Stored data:
--

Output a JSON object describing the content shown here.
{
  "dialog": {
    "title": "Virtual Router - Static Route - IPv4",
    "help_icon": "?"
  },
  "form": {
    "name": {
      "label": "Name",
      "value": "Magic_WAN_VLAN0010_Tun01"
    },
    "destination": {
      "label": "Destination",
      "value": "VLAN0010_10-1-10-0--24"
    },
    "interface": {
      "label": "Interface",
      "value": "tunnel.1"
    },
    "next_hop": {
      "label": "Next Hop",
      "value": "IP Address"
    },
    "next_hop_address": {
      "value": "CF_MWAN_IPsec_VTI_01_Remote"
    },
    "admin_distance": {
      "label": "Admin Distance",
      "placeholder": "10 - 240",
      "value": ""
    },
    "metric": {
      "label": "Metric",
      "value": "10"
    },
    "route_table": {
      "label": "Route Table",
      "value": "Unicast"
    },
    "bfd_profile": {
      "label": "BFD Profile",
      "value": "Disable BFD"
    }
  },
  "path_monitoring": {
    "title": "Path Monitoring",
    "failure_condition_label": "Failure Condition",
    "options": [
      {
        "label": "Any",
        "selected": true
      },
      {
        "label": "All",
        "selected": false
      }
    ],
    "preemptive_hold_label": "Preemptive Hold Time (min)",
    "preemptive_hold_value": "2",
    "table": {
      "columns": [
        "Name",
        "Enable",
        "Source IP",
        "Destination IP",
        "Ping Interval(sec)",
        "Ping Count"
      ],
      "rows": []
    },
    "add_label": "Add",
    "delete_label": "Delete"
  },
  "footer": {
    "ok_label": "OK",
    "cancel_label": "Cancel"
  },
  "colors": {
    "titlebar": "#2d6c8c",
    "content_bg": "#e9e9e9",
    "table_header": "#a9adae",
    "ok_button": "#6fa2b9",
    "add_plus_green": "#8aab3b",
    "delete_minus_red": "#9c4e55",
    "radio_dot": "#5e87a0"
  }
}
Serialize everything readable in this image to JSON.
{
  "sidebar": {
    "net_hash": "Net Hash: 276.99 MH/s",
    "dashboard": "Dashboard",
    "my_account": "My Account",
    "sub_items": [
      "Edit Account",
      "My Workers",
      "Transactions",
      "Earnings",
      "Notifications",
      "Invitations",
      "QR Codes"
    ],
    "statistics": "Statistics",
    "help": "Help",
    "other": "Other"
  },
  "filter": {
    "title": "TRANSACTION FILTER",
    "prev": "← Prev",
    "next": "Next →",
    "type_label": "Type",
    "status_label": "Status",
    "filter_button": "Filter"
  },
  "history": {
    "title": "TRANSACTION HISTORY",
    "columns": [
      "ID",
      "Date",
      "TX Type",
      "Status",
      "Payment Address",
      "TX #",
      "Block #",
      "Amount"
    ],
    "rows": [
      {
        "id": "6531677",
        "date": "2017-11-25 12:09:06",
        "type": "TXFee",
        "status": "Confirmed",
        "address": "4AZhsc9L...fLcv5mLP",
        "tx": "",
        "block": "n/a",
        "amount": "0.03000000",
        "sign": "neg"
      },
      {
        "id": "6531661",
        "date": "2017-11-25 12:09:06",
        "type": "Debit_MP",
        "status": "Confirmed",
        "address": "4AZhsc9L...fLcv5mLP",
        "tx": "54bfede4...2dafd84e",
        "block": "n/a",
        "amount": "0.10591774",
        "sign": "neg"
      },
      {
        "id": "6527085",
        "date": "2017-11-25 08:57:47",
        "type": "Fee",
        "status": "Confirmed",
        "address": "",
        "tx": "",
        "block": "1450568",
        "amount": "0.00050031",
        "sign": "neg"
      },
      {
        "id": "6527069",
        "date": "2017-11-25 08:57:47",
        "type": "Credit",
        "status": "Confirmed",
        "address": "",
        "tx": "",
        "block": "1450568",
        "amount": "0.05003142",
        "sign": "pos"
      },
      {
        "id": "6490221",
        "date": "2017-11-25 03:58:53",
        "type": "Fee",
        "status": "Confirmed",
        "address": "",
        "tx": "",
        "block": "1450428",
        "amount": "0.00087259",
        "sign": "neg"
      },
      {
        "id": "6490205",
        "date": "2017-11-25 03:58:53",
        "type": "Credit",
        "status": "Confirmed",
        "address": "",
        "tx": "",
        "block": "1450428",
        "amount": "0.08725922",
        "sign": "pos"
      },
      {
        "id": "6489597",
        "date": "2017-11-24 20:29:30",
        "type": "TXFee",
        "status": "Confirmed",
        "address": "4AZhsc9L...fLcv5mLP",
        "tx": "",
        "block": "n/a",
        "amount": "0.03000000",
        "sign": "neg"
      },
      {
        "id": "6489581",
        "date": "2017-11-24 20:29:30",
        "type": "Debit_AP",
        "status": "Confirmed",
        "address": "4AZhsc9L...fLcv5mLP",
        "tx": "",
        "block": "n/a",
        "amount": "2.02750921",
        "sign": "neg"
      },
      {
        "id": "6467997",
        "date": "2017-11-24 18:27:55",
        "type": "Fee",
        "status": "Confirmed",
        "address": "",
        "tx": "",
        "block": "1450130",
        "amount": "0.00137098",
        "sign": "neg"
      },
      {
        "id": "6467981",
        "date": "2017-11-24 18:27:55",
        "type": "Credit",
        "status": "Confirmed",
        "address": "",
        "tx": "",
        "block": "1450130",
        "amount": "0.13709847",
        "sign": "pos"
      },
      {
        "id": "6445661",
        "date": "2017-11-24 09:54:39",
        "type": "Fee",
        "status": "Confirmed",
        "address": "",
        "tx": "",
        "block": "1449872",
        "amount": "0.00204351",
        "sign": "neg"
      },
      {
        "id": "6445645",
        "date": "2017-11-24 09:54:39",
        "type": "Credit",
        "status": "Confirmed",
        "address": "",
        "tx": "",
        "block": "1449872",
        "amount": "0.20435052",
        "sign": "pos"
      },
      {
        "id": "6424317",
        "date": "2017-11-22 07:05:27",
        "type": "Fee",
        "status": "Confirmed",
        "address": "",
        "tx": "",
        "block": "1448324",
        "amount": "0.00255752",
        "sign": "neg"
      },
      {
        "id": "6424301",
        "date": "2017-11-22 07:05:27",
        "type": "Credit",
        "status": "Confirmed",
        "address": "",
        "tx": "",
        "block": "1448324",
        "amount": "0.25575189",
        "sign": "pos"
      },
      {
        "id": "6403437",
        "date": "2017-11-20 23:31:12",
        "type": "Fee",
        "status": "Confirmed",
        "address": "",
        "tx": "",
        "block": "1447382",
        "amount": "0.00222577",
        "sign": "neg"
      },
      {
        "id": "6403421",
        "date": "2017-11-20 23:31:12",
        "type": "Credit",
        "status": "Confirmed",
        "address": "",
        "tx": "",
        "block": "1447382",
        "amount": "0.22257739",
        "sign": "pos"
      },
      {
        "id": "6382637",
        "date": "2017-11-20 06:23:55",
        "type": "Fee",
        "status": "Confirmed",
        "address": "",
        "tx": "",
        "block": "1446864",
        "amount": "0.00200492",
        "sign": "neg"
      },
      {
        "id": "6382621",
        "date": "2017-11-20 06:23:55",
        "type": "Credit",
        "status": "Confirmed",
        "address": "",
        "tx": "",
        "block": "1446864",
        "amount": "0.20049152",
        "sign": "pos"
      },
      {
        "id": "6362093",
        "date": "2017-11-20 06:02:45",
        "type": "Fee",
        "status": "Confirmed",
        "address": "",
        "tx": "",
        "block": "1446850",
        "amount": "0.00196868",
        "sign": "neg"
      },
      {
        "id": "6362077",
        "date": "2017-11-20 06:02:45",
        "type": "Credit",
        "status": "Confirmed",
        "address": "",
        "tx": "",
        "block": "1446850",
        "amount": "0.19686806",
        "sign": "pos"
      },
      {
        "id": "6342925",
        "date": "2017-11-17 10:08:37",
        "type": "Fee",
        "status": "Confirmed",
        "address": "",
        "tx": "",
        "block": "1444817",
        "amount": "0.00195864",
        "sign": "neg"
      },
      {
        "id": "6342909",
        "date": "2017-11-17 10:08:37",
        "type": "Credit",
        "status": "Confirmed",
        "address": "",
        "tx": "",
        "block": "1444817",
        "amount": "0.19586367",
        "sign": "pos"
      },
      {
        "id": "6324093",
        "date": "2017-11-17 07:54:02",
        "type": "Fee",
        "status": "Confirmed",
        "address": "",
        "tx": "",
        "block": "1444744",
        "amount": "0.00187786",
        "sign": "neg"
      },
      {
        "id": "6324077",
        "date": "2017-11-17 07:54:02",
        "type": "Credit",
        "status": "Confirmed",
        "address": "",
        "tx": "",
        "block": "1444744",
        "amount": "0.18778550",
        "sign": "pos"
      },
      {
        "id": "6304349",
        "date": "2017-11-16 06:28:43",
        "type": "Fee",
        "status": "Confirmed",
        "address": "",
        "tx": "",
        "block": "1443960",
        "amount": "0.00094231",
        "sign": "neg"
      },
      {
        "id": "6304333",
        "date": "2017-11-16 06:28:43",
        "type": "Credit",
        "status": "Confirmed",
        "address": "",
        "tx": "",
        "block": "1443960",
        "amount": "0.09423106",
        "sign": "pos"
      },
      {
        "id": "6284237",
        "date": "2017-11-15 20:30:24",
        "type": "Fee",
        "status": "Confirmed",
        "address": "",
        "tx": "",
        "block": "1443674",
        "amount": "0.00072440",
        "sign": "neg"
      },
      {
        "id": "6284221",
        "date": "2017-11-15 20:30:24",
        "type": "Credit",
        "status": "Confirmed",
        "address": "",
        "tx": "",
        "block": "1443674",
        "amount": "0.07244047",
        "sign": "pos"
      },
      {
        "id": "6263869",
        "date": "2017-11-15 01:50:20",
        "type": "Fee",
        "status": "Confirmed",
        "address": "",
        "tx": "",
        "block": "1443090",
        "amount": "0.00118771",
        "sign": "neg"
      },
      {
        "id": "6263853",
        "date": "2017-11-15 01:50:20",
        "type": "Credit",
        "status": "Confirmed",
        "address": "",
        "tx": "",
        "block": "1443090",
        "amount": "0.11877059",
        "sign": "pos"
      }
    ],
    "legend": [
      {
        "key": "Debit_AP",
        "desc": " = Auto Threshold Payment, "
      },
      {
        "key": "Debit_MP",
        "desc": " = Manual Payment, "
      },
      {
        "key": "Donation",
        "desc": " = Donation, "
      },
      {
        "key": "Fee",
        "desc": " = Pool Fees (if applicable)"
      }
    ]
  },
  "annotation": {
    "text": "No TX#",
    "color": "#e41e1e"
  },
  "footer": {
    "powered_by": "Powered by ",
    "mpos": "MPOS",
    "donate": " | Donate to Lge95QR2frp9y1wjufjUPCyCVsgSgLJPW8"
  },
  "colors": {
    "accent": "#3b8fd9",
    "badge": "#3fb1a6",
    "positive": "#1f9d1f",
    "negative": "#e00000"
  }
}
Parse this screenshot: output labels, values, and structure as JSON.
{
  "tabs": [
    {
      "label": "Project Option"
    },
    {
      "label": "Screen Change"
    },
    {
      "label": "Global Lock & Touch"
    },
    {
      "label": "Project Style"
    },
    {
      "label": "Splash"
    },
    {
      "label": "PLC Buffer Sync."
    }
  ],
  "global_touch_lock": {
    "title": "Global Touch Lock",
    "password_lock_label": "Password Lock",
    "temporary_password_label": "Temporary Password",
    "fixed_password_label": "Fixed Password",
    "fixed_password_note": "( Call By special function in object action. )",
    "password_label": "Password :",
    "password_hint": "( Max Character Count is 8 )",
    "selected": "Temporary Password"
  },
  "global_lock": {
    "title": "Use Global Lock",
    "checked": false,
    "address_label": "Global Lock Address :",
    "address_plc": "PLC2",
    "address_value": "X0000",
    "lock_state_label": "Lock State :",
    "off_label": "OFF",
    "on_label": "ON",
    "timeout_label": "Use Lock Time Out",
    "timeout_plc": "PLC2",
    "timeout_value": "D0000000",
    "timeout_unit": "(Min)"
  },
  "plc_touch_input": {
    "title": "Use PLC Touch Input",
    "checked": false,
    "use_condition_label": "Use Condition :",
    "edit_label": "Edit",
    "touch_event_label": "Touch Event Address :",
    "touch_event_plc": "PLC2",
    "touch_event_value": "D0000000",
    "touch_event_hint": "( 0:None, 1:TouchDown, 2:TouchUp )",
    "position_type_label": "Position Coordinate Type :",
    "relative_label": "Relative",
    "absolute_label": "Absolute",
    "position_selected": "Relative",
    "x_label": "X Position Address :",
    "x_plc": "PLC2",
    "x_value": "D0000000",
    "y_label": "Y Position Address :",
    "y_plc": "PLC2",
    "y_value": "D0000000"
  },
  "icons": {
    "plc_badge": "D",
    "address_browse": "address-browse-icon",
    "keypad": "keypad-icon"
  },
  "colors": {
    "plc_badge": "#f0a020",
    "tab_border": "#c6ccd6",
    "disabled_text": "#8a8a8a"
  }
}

--

Find each line that has the word "object", then copy it out.

:: Exercise result ::
Output a JSON object describing the content shown here.
    "fixed_password_note": "( Call By special function in object action. )",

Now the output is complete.